====== Data listing

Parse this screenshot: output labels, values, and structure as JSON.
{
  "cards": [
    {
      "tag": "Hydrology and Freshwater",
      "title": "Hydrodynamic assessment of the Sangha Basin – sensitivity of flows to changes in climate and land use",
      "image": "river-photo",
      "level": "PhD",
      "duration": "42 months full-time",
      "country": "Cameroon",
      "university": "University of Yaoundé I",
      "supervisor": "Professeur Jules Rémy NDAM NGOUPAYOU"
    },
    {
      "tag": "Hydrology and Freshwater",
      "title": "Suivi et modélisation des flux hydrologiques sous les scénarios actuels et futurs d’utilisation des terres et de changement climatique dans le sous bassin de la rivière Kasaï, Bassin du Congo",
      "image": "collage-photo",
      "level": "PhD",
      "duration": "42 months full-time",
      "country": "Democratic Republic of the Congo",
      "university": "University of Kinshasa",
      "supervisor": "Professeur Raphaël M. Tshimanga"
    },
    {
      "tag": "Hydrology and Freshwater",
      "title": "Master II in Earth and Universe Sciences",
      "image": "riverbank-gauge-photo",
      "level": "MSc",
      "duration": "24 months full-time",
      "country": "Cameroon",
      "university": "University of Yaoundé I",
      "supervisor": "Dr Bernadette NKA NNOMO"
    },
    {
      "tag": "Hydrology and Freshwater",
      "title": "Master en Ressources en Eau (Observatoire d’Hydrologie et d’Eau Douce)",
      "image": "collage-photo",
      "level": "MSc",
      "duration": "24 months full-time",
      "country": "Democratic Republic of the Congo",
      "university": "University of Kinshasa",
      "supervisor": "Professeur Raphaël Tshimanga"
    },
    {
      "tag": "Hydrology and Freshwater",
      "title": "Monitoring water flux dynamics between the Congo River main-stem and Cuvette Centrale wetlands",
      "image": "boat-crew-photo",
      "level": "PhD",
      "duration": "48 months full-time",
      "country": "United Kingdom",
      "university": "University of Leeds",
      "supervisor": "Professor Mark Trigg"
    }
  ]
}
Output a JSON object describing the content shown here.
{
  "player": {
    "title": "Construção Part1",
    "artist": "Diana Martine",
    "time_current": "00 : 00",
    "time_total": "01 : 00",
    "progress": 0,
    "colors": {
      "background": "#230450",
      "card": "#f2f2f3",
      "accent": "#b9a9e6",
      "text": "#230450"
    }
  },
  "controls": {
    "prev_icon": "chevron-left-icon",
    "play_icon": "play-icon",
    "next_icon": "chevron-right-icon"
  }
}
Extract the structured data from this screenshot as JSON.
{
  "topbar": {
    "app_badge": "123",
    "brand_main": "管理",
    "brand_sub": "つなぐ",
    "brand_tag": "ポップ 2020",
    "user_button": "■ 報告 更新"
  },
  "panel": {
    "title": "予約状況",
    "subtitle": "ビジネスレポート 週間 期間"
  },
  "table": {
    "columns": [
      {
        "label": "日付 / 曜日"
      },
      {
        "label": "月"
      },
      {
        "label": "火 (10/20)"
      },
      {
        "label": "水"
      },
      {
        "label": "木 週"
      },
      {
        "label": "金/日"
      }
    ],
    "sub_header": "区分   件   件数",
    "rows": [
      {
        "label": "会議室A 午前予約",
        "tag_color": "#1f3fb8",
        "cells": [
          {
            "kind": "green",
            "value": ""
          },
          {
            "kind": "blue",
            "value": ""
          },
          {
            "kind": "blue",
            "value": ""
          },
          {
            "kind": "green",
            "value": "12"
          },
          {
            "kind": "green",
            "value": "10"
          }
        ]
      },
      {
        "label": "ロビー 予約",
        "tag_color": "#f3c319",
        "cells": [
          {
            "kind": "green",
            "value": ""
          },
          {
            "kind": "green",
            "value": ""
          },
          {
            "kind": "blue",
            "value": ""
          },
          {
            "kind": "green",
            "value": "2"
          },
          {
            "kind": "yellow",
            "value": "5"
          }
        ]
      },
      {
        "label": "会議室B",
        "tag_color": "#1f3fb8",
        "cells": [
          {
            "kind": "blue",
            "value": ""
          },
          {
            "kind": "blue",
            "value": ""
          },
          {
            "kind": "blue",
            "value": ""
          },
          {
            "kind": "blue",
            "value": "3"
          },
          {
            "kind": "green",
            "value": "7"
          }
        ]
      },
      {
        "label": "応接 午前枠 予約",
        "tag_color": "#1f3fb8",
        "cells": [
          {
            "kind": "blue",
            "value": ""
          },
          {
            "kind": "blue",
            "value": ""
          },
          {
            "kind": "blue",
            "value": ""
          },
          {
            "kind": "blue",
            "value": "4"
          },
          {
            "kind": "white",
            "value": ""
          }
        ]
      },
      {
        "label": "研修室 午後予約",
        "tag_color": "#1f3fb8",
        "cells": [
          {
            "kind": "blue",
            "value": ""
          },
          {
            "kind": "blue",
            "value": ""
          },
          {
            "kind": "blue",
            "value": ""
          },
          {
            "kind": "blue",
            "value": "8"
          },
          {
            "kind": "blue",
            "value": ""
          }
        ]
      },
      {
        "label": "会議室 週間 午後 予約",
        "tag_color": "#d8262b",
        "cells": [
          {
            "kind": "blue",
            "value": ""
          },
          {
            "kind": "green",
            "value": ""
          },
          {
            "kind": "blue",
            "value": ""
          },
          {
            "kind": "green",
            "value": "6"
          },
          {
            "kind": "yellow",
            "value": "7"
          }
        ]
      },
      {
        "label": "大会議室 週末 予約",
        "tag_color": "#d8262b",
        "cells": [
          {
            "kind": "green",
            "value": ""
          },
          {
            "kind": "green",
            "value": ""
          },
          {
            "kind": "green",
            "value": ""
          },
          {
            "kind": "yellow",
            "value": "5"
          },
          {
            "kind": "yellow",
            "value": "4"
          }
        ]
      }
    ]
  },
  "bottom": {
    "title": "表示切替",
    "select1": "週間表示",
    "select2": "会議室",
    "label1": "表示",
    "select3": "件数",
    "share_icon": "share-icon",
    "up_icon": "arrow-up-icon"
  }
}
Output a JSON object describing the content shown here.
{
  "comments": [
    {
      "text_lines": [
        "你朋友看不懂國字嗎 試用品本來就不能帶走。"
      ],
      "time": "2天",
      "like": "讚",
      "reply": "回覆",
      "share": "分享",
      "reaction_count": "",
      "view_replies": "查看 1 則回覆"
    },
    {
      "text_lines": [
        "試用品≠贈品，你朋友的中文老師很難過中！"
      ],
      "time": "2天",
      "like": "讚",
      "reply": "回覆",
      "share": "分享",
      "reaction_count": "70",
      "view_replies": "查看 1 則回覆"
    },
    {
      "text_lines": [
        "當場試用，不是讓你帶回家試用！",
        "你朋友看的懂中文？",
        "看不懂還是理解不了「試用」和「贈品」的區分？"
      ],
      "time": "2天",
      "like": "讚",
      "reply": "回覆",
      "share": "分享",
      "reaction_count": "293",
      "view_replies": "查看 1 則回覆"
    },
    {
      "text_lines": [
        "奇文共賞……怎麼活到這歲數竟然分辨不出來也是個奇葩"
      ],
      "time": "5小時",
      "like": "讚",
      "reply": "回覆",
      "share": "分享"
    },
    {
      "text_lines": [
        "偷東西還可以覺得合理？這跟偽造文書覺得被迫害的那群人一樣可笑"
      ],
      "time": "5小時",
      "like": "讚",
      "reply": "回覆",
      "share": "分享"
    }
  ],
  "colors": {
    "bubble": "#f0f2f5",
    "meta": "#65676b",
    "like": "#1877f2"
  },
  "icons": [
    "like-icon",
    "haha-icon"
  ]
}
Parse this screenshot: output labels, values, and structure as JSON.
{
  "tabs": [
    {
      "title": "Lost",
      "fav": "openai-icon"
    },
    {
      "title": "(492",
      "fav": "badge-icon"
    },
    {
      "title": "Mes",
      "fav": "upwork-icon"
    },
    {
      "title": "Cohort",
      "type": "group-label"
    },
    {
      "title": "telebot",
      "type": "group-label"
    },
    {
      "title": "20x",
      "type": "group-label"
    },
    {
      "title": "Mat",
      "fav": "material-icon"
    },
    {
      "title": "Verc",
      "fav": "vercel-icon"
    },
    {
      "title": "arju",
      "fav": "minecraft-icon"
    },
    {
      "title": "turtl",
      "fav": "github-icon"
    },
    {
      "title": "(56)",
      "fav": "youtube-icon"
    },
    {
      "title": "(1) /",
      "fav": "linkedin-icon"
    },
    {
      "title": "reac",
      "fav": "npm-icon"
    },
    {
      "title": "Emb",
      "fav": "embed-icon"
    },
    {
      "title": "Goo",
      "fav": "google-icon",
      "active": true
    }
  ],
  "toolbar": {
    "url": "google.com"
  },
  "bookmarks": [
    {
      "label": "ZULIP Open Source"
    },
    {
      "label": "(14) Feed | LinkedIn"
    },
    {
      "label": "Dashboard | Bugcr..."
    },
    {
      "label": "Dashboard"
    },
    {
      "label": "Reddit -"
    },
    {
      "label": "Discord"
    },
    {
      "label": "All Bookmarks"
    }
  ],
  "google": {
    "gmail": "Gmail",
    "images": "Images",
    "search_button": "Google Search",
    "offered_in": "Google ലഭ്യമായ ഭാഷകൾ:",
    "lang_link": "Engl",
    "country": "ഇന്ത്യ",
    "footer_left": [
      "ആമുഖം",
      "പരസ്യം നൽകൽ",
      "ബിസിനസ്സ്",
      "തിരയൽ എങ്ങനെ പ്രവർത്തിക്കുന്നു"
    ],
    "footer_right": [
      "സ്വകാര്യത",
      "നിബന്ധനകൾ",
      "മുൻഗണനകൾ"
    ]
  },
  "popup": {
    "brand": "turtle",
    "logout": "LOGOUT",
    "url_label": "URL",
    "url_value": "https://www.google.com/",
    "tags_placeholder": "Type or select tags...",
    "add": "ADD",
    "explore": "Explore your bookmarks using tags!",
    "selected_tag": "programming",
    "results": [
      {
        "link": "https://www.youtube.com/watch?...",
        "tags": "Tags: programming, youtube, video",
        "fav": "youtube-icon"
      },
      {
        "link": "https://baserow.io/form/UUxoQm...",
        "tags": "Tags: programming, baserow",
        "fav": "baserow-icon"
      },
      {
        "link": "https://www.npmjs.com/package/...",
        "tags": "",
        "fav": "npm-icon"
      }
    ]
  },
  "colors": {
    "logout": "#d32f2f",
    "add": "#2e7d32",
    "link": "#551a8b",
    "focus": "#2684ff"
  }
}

============

**Your task**
Report each line in the data that holds the word "flux".

**Expected answer**
      "title": "Suivi et modélisation des flux hydrologiques sous les scénarios actuels et futurs d’utilisation des terres et de changement climatique dans le sous bassin de la rivière Kasaï, Bassin du Congo",
      "title": "Monitoring water flux dynamics between the Congo River main-stem and Cuvette Centrale wetlands",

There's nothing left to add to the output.